- **What is asked**: Locate the lines where "text" occurs and copy them as they stand.

··· Records provided ···

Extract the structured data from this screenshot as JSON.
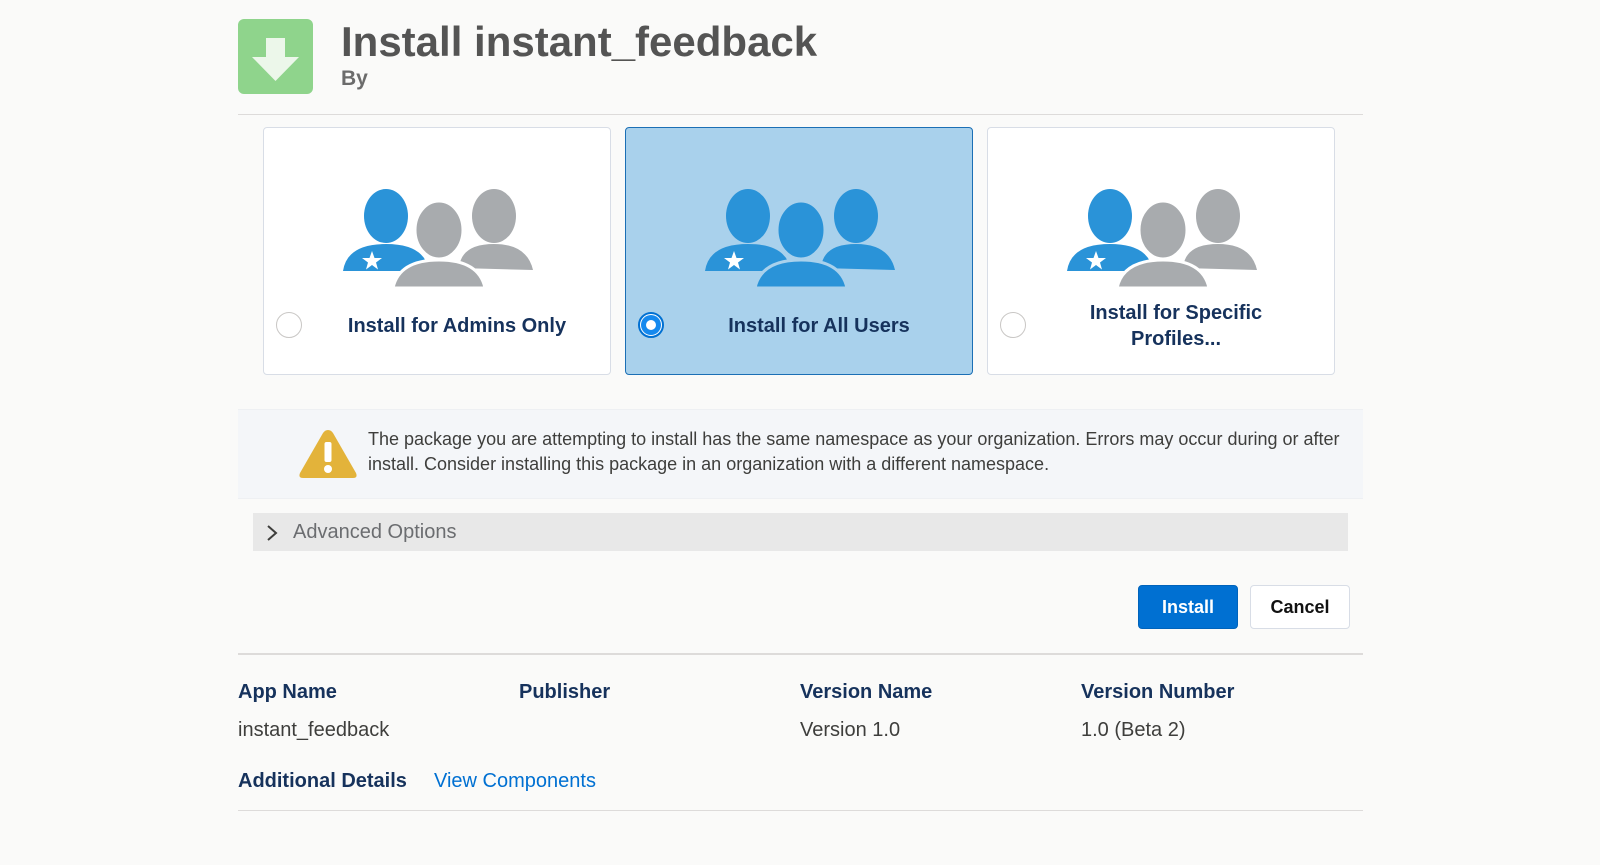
{
  "header": {
    "title": "Install instant_feedback",
    "by_label": "By",
    "icon": "download-arrow-icon"
  },
  "install_options": [
    {
      "label": "Install for Admins Only",
      "selected": false
    },
    {
      "label": "Install for All Users",
      "selected": true
    },
    {
      "label": "Install for Specific Profiles...",
      "selected": false
    }
  ],
  "warning": {
    "icon": "warning-triangle-icon",
    "text": "The package you are attempting to install has the same namespace as your organization. Errors may occur during or after install. Consider installing this package in an organization with a different namespace."
  },
  "advanced": {
    "label": "Advanced Options",
    "icon": "chevron-right-icon"
  },
  "buttons": {
    "install": "Install",
    "cancel": "Cancel"
  },
  "details": {
    "app_name_label": "App Name",
    "app_name_value": "instant_feedback",
    "publisher_label": "Publisher",
    "publisher_value": "",
    "version_name_label": "Version Name",
    "version_name_value": "Version 1.0",
    "version_number_label": "Version Number",
    "version_number_value": "1.0 (Beta 2)",
    "additional_details_label": "Additional Details",
    "view_components_link": "View Components"
  },
  "colors": {
    "primary": "#0070d2",
    "selected_bg": "#a9d1ec",
    "user_blue": "#2a93d8",
    "user_gray": "#a8abae",
    "warning": "#e3b33a",
    "app_icon": "#8fd48c"
  }
}
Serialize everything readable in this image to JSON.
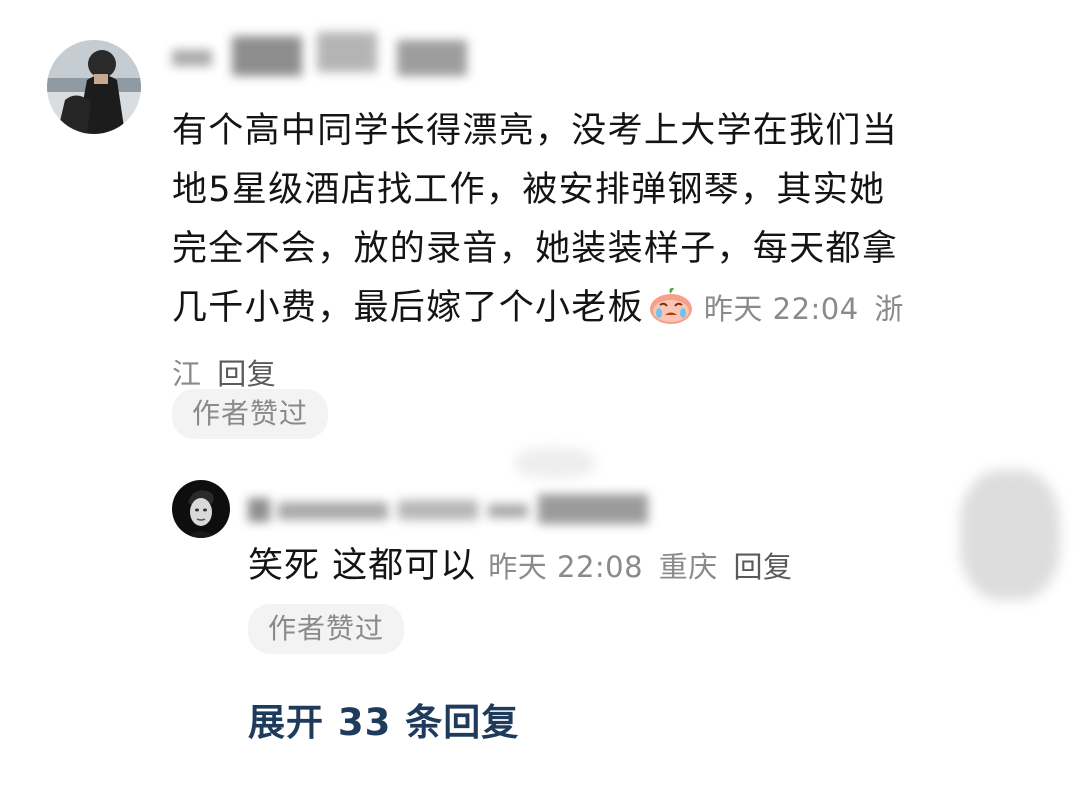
{
  "comment": {
    "text": "有个高中同学长得漂亮，没考上大学在我们当地5星级酒店找工作，被安排弹钢琴，其实她完全不会，放的录音，她装装样子，每天都拿几千小费，最后嫁了个小老板",
    "emoji": "crying-emoji",
    "time": "昨天 22:04",
    "location": "浙江",
    "reply_label": "回复",
    "author_liked_label": "作者赞过"
  },
  "reply": {
    "text": "笑死 这都可以",
    "time": "昨天 22:08",
    "location": "重庆",
    "reply_label": "回复",
    "author_liked_label": "作者赞过"
  },
  "expand_label": "展开 33 条回复",
  "colors": {
    "text": "#141414",
    "meta": "#8a8a8a",
    "pill_bg": "#f3f3f3",
    "expand_link": "#1f3b5c"
  }
}
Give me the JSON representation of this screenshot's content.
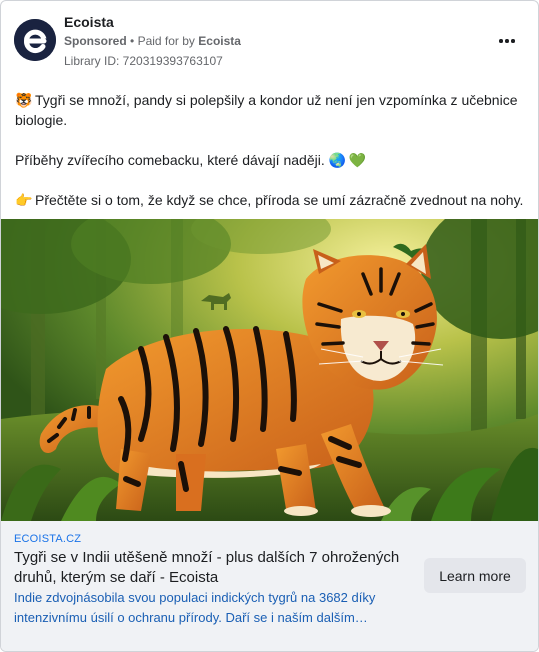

···

- **Completed exercise**:
    "text": "The package you are attempting to install has the same namespace as your organization. Errors may occur during or after install. Consider installing this package in an organization with a different namespace."
    "text": "有个高中同学长得漂亮，没考上大学在我们当地5星级酒店找工作，被安排弹钢琴，其实她完全不会，放的录音，她装装样子，每天都拿几千小费，最后嫁了个小老板",
    "text": "笑死 这都可以",
    "text": "#141414",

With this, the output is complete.